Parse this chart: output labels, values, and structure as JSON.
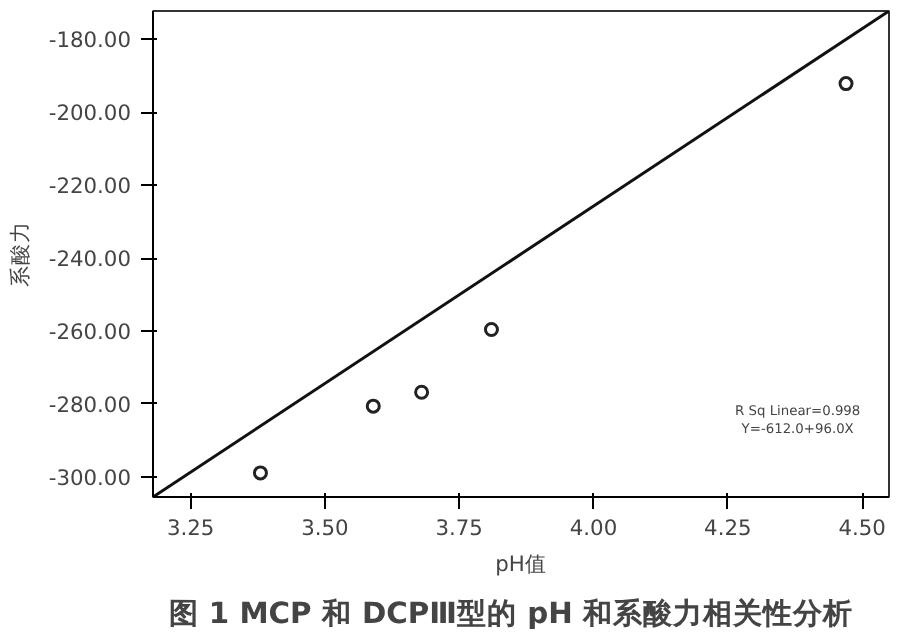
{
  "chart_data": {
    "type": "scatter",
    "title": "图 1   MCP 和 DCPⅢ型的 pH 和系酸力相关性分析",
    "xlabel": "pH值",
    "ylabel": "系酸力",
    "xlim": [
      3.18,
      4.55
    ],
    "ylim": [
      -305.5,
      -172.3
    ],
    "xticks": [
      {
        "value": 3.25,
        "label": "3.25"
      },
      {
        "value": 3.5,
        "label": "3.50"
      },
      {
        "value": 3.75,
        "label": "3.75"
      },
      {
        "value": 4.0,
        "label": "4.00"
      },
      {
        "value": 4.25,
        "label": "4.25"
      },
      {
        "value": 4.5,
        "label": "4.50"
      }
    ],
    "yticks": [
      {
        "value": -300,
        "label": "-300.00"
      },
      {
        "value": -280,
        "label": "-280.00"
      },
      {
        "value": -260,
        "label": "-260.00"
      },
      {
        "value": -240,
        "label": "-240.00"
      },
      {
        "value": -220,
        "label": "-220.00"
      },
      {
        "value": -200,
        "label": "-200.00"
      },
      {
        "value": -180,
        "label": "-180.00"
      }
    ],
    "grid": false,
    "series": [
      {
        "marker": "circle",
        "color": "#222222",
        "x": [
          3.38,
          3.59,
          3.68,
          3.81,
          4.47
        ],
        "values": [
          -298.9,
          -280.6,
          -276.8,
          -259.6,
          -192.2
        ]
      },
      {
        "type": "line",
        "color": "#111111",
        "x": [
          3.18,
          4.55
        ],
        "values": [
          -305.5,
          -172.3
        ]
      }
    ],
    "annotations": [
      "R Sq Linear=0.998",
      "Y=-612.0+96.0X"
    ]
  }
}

> _Requirements_
Omit every image. Quote each record exactly.

> _Response to this exercise_
Parse this chart: output labels, values, and structure as JSON.
{
  "chart_data": {
    "type": "scatter",
    "title": "图 1   MCP 和 DCPⅢ型的 pH 和系酸力相关性分析",
    "xlabel": "pH值",
    "ylabel": "系酸力",
    "xlim": [
      3.18,
      4.55
    ],
    "ylim": [
      -305.5,
      -172.3
    ],
    "xticks": [
      {
        "value": 3.25,
        "label": "3.25"
      },
      {
        "value": 3.5,
        "label": "3.50"
      },
      {
        "value": 3.75,
        "label": "3.75"
      },
      {
        "value": 4.0,
        "label": "4.00"
      },
      {
        "value": 4.25,
        "label": "4.25"
      },
      {
        "value": 4.5,
        "label": "4.50"
      }
    ],
    "yticks": [
      {
        "value": -300,
        "label": "-300.00"
      },
      {
        "value": -280,
        "label": "-280.00"
      },
      {
        "value": -260,
        "label": "-260.00"
      },
      {
        "value": -240,
        "label": "-240.00"
      },
      {
        "value": -220,
        "label": "-220.00"
      },
      {
        "value": -200,
        "label": "-200.00"
      },
      {
        "value": -180,
        "label": "-180.00"
      }
    ],
    "grid": false,
    "series": [
      {
        "marker": "circle",
        "color": "#222222",
        "x": [
          3.38,
          3.59,
          3.68,
          3.81,
          4.47
        ],
        "values": [
          -298.9,
          -280.6,
          -276.8,
          -259.6,
          -192.2
        ]
      },
      {
        "type": "line",
        "color": "#111111",
        "x": [
          3.18,
          4.55
        ],
        "values": [
          -305.5,
          -172.3
        ]
      }
    ],
    "annotations": [
      "R Sq Linear=0.998",
      "Y=-612.0+96.0X"
    ]
  }
}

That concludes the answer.